● **WRITTEN EXERCISE**
Reproduce every line of the material below, but drop the pictures.
⁂
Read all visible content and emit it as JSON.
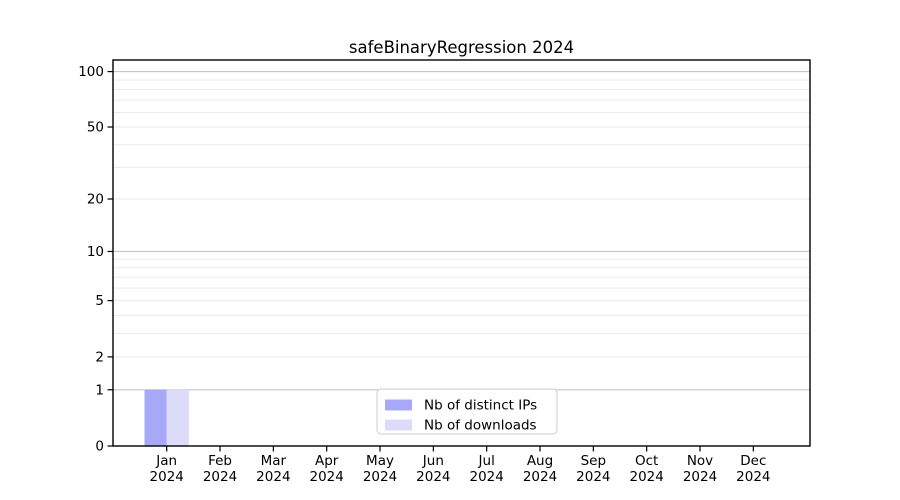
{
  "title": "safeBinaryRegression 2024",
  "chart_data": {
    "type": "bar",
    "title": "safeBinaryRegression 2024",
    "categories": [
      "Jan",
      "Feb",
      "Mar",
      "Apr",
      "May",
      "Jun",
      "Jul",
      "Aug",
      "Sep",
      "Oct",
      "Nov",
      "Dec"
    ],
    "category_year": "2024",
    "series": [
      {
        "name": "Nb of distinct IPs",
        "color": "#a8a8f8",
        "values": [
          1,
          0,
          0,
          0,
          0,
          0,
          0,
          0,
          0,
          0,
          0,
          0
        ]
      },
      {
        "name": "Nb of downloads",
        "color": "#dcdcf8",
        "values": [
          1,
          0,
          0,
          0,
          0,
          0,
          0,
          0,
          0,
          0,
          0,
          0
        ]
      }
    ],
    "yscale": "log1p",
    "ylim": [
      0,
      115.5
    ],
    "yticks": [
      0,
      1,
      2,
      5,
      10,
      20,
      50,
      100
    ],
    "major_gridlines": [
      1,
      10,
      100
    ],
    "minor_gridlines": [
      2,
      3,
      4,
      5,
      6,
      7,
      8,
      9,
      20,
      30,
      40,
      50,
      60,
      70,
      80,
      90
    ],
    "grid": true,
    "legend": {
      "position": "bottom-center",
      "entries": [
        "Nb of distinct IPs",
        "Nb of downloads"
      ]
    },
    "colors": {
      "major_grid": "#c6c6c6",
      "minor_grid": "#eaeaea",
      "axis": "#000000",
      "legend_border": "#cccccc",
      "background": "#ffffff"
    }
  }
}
⁂
● **TASK ANSWER**
Read all visible content and emit it as JSON.
{
  "title": "safeBinaryRegression 2024",
  "chart_data": {
    "type": "bar",
    "title": "safeBinaryRegression 2024",
    "categories": [
      "Jan",
      "Feb",
      "Mar",
      "Apr",
      "May",
      "Jun",
      "Jul",
      "Aug",
      "Sep",
      "Oct",
      "Nov",
      "Dec"
    ],
    "category_year": "2024",
    "series": [
      {
        "name": "Nb of distinct IPs",
        "color": "#a8a8f8",
        "values": [
          1,
          0,
          0,
          0,
          0,
          0,
          0,
          0,
          0,
          0,
          0,
          0
        ]
      },
      {
        "name": "Nb of downloads",
        "color": "#dcdcf8",
        "values": [
          1,
          0,
          0,
          0,
          0,
          0,
          0,
          0,
          0,
          0,
          0,
          0
        ]
      }
    ],
    "yscale": "log1p",
    "ylim": [
      0,
      115.5
    ],
    "yticks": [
      0,
      1,
      2,
      5,
      10,
      20,
      50,
      100
    ],
    "major_gridlines": [
      1,
      10,
      100
    ],
    "minor_gridlines": [
      2,
      3,
      4,
      5,
      6,
      7,
      8,
      9,
      20,
      30,
      40,
      50,
      60,
      70,
      80,
      90
    ],
    "grid": true,
    "legend": {
      "position": "bottom-center",
      "entries": [
        "Nb of distinct IPs",
        "Nb of downloads"
      ]
    },
    "colors": {
      "major_grid": "#c6c6c6",
      "minor_grid": "#eaeaea",
      "axis": "#000000",
      "legend_border": "#cccccc",
      "background": "#ffffff"
    }
  }
}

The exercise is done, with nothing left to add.